→ INFORMATION SUPPLIED:
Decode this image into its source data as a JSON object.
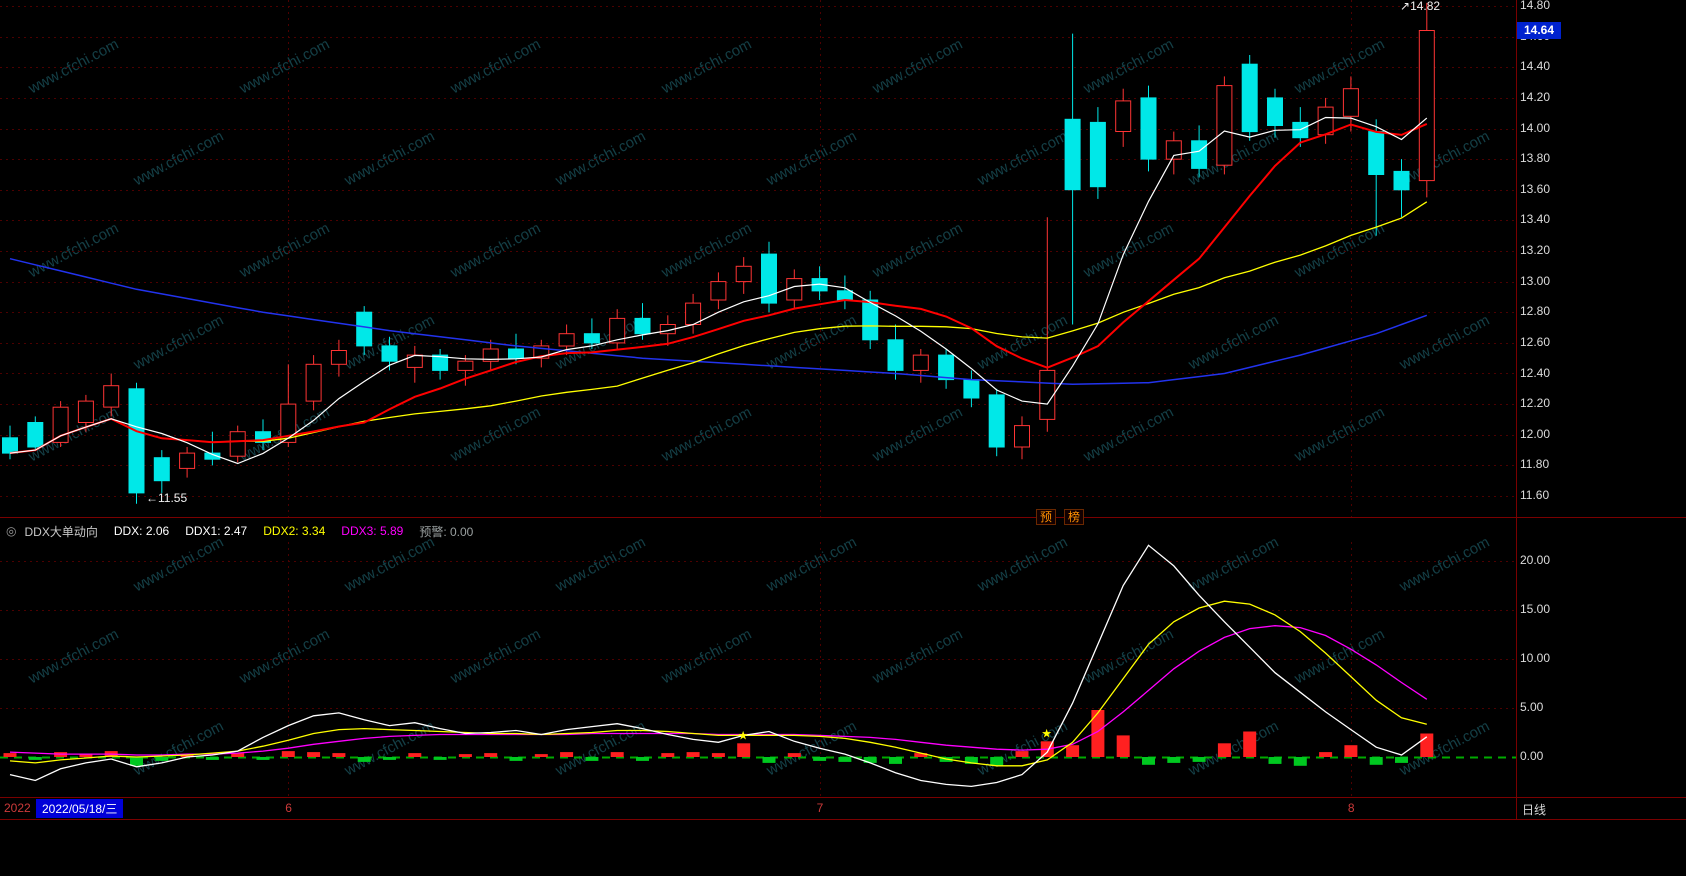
{
  "watermark": {
    "text": "www.cfchi.com"
  },
  "top_panel": {
    "y_axis": {
      "max": 14.8,
      "min": 11.6,
      "step": 0.2,
      "labels": [
        "14.80",
        "14.60",
        "14.40",
        "14.20",
        "14.00",
        "13.80",
        "13.60",
        "13.40",
        "13.20",
        "13.00",
        "12.80",
        "12.60",
        "12.40",
        "12.20",
        "12.00",
        "11.80",
        "11.60"
      ]
    },
    "price_tag": {
      "value": "14.64",
      "bg": "#0022cf"
    },
    "high_marker": {
      "arrow": "↗",
      "text": "14.82",
      "index": 56
    },
    "low_marker": {
      "arrow": "←",
      "text": "11.55",
      "index": 5
    },
    "divider_buttons": [
      {
        "label": "预"
      },
      {
        "label": "榜"
      }
    ]
  },
  "indicator_header": {
    "collapse_icon": "◎",
    "fields": [
      {
        "text": "DDX大单动向",
        "color": "#c8c8c8",
        "name": "indicator-name"
      },
      {
        "text": "DDX: 2.06",
        "color": "#ffffff",
        "name": "ddx-value"
      },
      {
        "text": "DDX1: 2.47",
        "color": "#ffffff",
        "name": "ddx1-value"
      },
      {
        "text": "DDX2: 3.34",
        "color": "#ffff00",
        "name": "ddx2-value"
      },
      {
        "text": "DDX3: 5.89",
        "color": "#ff00ff",
        "name": "ddx3-value"
      },
      {
        "text": "预警: 0.00",
        "color": "#9aa0a0",
        "name": "alert-value"
      }
    ]
  },
  "status_bar": {
    "year": "2022",
    "date_box": "2022/05/18/三",
    "period": "日线"
  },
  "colors": {
    "up": "#ff3434",
    "down": "#00e8e8",
    "grid": "#4d0000",
    "ma5": "#ffffff",
    "ma10": "#ff0000",
    "ma20": "#ffff00",
    "ma60": "#2233ee",
    "bar_up": "#ff2020",
    "bar_down": "#00c820",
    "zero_line": "#00aa00",
    "star": "#ffff00"
  },
  "chart_data": [
    {
      "type": "candlestick",
      "title": "K线(日线)",
      "ylim": [
        11.55,
        14.85
      ],
      "x_month_ticks": [
        {
          "label": "6",
          "index": 11
        },
        {
          "label": "7",
          "index": 32
        },
        {
          "label": "8",
          "index": 53
        }
      ],
      "markers": {
        "high_price": 14.82,
        "low_price": 11.55,
        "last_price": 14.64
      },
      "candles": {
        "up_color": "#ff3434",
        "down_color": "#00e8e8",
        "ohlc": [
          [
            11.98,
            12.06,
            11.84,
            11.88
          ],
          [
            12.08,
            12.12,
            11.9,
            11.92
          ],
          [
            11.95,
            12.22,
            11.92,
            12.18
          ],
          [
            12.08,
            12.26,
            12.02,
            12.22
          ],
          [
            12.18,
            12.4,
            12.12,
            12.32
          ],
          [
            12.3,
            12.34,
            11.55,
            11.62
          ],
          [
            11.85,
            11.9,
            11.62,
            11.7
          ],
          [
            11.78,
            11.92,
            11.72,
            11.88
          ],
          [
            11.88,
            12.02,
            11.8,
            11.84
          ],
          [
            11.86,
            12.06,
            11.82,
            12.02
          ],
          [
            12.02,
            12.1,
            11.9,
            11.95
          ],
          [
            11.95,
            12.46,
            11.92,
            12.2
          ],
          [
            12.22,
            12.52,
            12.16,
            12.46
          ],
          [
            12.46,
            12.62,
            12.38,
            12.55
          ],
          [
            12.8,
            12.84,
            12.52,
            12.58
          ],
          [
            12.58,
            12.64,
            12.42,
            12.48
          ],
          [
            12.44,
            12.58,
            12.34,
            12.52
          ],
          [
            12.52,
            12.56,
            12.36,
            12.42
          ],
          [
            12.42,
            12.52,
            12.32,
            12.48
          ],
          [
            12.48,
            12.62,
            12.42,
            12.56
          ],
          [
            12.56,
            12.66,
            12.46,
            12.5
          ],
          [
            12.5,
            12.62,
            12.44,
            12.58
          ],
          [
            12.58,
            12.72,
            12.52,
            12.66
          ],
          [
            12.66,
            12.76,
            12.56,
            12.6
          ],
          [
            12.6,
            12.82,
            12.56,
            12.76
          ],
          [
            12.76,
            12.86,
            12.62,
            12.66
          ],
          [
            12.66,
            12.78,
            12.58,
            12.72
          ],
          [
            12.72,
            12.92,
            12.66,
            12.86
          ],
          [
            12.88,
            13.06,
            12.82,
            13.0
          ],
          [
            13.0,
            13.16,
            12.92,
            13.1
          ],
          [
            13.18,
            13.26,
            12.8,
            12.86
          ],
          [
            12.88,
            13.08,
            12.82,
            13.02
          ],
          [
            13.02,
            13.1,
            12.88,
            12.94
          ],
          [
            12.94,
            13.04,
            12.82,
            12.88
          ],
          [
            12.88,
            12.94,
            12.56,
            12.62
          ],
          [
            12.62,
            12.72,
            12.36,
            12.42
          ],
          [
            12.42,
            12.56,
            12.34,
            12.52
          ],
          [
            12.52,
            12.56,
            12.3,
            12.36
          ],
          [
            12.36,
            12.42,
            12.18,
            12.24
          ],
          [
            12.26,
            12.3,
            11.86,
            11.92
          ],
          [
            11.92,
            12.12,
            11.84,
            12.06
          ],
          [
            12.1,
            13.42,
            12.02,
            12.42
          ],
          [
            14.06,
            14.62,
            12.72,
            13.6
          ],
          [
            14.04,
            14.14,
            13.54,
            13.62
          ],
          [
            13.98,
            14.26,
            13.88,
            14.18
          ],
          [
            14.2,
            14.28,
            13.72,
            13.8
          ],
          [
            13.8,
            13.98,
            13.7,
            13.92
          ],
          [
            13.92,
            14.02,
            13.68,
            13.74
          ],
          [
            13.76,
            14.34,
            13.7,
            14.28
          ],
          [
            14.42,
            14.48,
            13.92,
            13.98
          ],
          [
            14.2,
            14.26,
            13.94,
            14.02
          ],
          [
            14.04,
            14.14,
            13.88,
            13.94
          ],
          [
            13.96,
            14.2,
            13.9,
            14.14
          ],
          [
            14.08,
            14.34,
            13.98,
            14.26
          ],
          [
            13.98,
            14.06,
            13.3,
            13.7
          ],
          [
            13.72,
            13.8,
            13.42,
            13.6
          ],
          [
            13.66,
            14.82,
            13.55,
            14.64
          ]
        ]
      },
      "ma_lines": [
        {
          "name": "MA5",
          "color": "#ffffff",
          "window": 5
        },
        {
          "name": "MA10",
          "color": "#ff0000",
          "window": 10
        },
        {
          "name": "MA20",
          "color": "#ffff00",
          "window": 20
        },
        {
          "name": "MA60",
          "color": "#2233ee",
          "anchors": [
            [
              0,
              13.15
            ],
            [
              5,
              12.95
            ],
            [
              10,
              12.8
            ],
            [
              15,
              12.68
            ],
            [
              20,
              12.58
            ],
            [
              25,
              12.5
            ],
            [
              30,
              12.45
            ],
            [
              35,
              12.4
            ],
            [
              38,
              12.36
            ],
            [
              42,
              12.33
            ],
            [
              45,
              12.34
            ],
            [
              48,
              12.4
            ],
            [
              51,
              12.52
            ],
            [
              54,
              12.66
            ],
            [
              56,
              12.78
            ]
          ]
        }
      ]
    },
    {
      "type": "bar+line",
      "title": "DDX大单动向",
      "ylim": [
        -4,
        22
      ],
      "yticks": [
        {
          "v": 20,
          "label": "20.00"
        },
        {
          "v": 15,
          "label": "15.00"
        },
        {
          "v": 10,
          "label": "10.00"
        },
        {
          "v": 5,
          "label": "5.00"
        },
        {
          "v": 0,
          "label": "0.00"
        }
      ],
      "zero_line_dashed_green": true,
      "bars": [
        0.4,
        -0.3,
        0.5,
        0.3,
        0.6,
        -0.9,
        -0.4,
        0.3,
        -0.3,
        0.4,
        -0.3,
        0.6,
        0.5,
        0.4,
        -0.5,
        -0.3,
        0.4,
        -0.3,
        0.3,
        0.4,
        -0.4,
        0.3,
        0.5,
        -0.4,
        0.5,
        -0.4,
        0.4,
        0.5,
        0.4,
        1.4,
        -0.6,
        0.4,
        -0.4,
        -0.5,
        -0.6,
        -0.7,
        0.4,
        -0.5,
        -0.7,
        -0.9,
        0.6,
        1.6,
        1.2,
        4.8,
        2.2,
        -0.8,
        -0.6,
        -0.5,
        1.4,
        2.6,
        -0.7,
        -0.9,
        0.5,
        1.2,
        -0.8,
        -0.6,
        2.4
      ],
      "series": [
        {
          "name": "DDX",
          "color": "#ffffff",
          "values": [
            -1.8,
            -2.4,
            -1.2,
            -0.6,
            -0.2,
            -1.0,
            -0.6,
            0.0,
            0.2,
            0.6,
            2.0,
            3.2,
            4.2,
            4.5,
            3.8,
            3.2,
            3.5,
            2.9,
            2.4,
            2.5,
            2.7,
            2.3,
            2.8,
            3.1,
            3.4,
            2.9,
            2.3,
            1.8,
            1.5,
            2.2,
            2.6,
            1.6,
            0.9,
            0.3,
            -0.6,
            -1.6,
            -2.4,
            -2.8,
            -3.0,
            -2.6,
            -1.8,
            0.5,
            5.5,
            11.5,
            17.5,
            21.6,
            19.5,
            16.5,
            13.8,
            11.2,
            8.6,
            6.6,
            4.6,
            2.8,
            1.0,
            0.2,
            2.06
          ]
        },
        {
          "name": "DDX2",
          "color": "#ffff00",
          "values": [
            -0.4,
            -0.6,
            -0.3,
            -0.1,
            0.1,
            0.0,
            0.1,
            0.2,
            0.4,
            0.6,
            1.1,
            1.7,
            2.4,
            2.8,
            2.9,
            2.8,
            2.7,
            2.6,
            2.5,
            2.4,
            2.4,
            2.3,
            2.4,
            2.5,
            2.7,
            2.7,
            2.6,
            2.4,
            2.2,
            2.2,
            2.2,
            2.2,
            2.1,
            1.9,
            1.5,
            1.0,
            0.4,
            -0.2,
            -0.6,
            -0.9,
            -0.9,
            -0.3,
            1.5,
            4.5,
            8.0,
            11.5,
            13.8,
            15.2,
            15.9,
            15.6,
            14.5,
            12.8,
            10.6,
            8.2,
            5.8,
            4.0,
            3.34
          ]
        },
        {
          "name": "DDX3",
          "color": "#ff00ff",
          "values": [
            0.5,
            0.4,
            0.3,
            0.3,
            0.3,
            0.2,
            0.2,
            0.3,
            0.3,
            0.4,
            0.6,
            0.9,
            1.3,
            1.6,
            1.9,
            2.1,
            2.2,
            2.3,
            2.3,
            2.3,
            2.3,
            2.3,
            2.3,
            2.4,
            2.4,
            2.4,
            2.4,
            2.4,
            2.3,
            2.3,
            2.3,
            2.3,
            2.2,
            2.1,
            2.0,
            1.8,
            1.5,
            1.2,
            1.0,
            0.8,
            0.7,
            0.8,
            1.3,
            2.6,
            4.6,
            6.8,
            9.0,
            10.8,
            12.2,
            13.1,
            13.4,
            13.2,
            12.4,
            11.0,
            9.4,
            7.6,
            5.89
          ]
        }
      ],
      "star_indices": [
        29,
        41
      ]
    }
  ]
}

→ WHAT IS BEING ASKED: Copy all lines in the listing above where the string "index" appears.

→ WRITTEN RESPONSE:
      "index": 56
      "index": 5
          "index": 11
          "index": 32
          "index": 53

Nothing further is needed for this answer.